TO DO —
Within this material, how many lines have the string "установленным" in them? The answer is a number, with nothing added.

(Stored items)
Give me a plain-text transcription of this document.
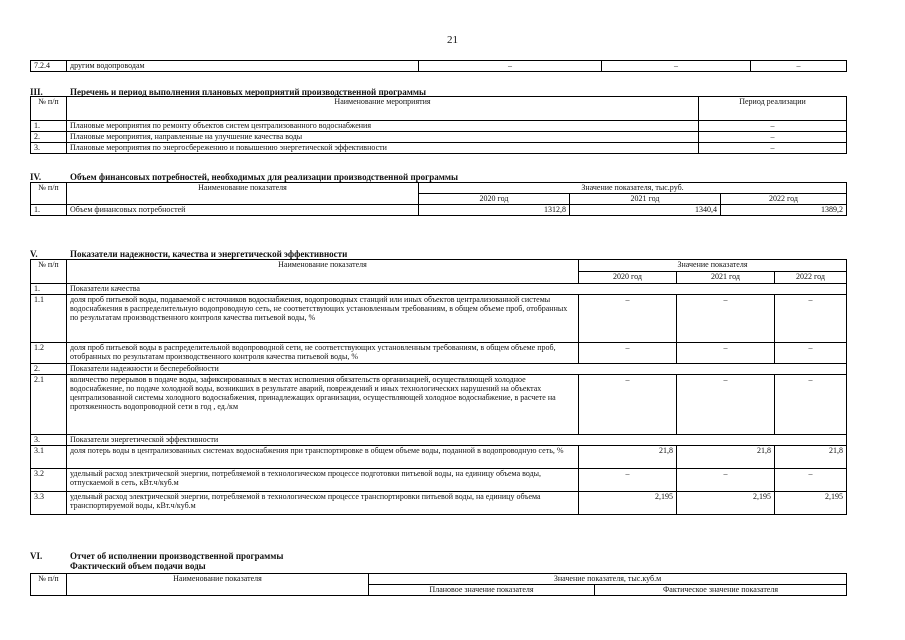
21
7.2.4	другим водопроводам	–	–	–
III.	Перечень и период выполнения плановых мероприятий производственной программы
№ п/п	Наименование мероприятия	Период реализации
1.	Плановые мероприятия по ремонту объектов систем централизованного водоснабжения	–
2.	Плановые мероприятия, направленные на улучшение качества воды	–
3.	Плановые мероприятия по энергосбережению и повышению энергетической эффективности	–
IV.	Объем финансовых потребностей, необходимых для реализации производственной программы
№ п/п	Наименование показателя	Значение показателя, тыс.руб.		
		2020 год	2021 год	2022 год
1.	Объем финансовых потребностей	1312,8	1340,4	1389,2
V.	Показатели надежности, качества и энергетической эффективности
№ п/п	Наименование показателя	Значение показателя		
		2020 год	2021 год	2022 год
1.	Показатели качества			
1.1	доля проб питьевой воды, подаваемой с источников водоснабжения, водопроводных станций или иных объектов централизованной системы водоснабжения в распределительную водопроводную сеть, не соответствующих установленным требованиям, в общем объеме проб, отобранных по результатам производственного контроля качества питьевой воды, %	–	–	–
1.2	доля проб питьевой воды в распределительной водопроводной сети, не соответствующих установленным требованиям, в общем объеме проб, отобранных по результатам производственного контроля качества питьевой воды, %	–	–	–
2.	Показатели надежности и бесперебойности			
2.1	количество перерывов в подаче воды, зафиксированных в местах исполнения обязательств организацией, осуществляющей холодное водоснабжение, по подаче холодной воды, возникших в результате аварий, повреждений и иных технологических нарушений на объектах централизованной системы холодного водоснабжения, принадлежащих организации, осуществляющей холодное водоснабжение, в расчете на протяженность водопроводной сети в год , ед./км	–	–	–
3.	Показатели энергетической эффективности			
3.1	доля потерь воды в централизованных системах водоснабжения при транспортировке в общем объеме воды, поданной в водопроводную сеть, %	21,8	21,8	21,8
3.2	удельный расход электрической энергии, потребляемой в технологическом процессе подготовки питьевой воды, на единицу объема воды, отпускаемой в сеть, кВт.ч/куб.м	–	–	–
3.3	удельный расход электрической энергии, потребляемой в технологическом процессе транспортировки питьевой воды, на единицу объема транспортируемой воды, кВт.ч/куб.м	2,195	2,195	2,195
VI.	Отчет об исполнении производственной программы
Фактический объем подачи воды
№ п/п	Наименование показателя	Значение показателя, тыс.куб.м	
		Плановое значение показателя	Фактическое значение показателя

EXERCISE OUTPUT —
2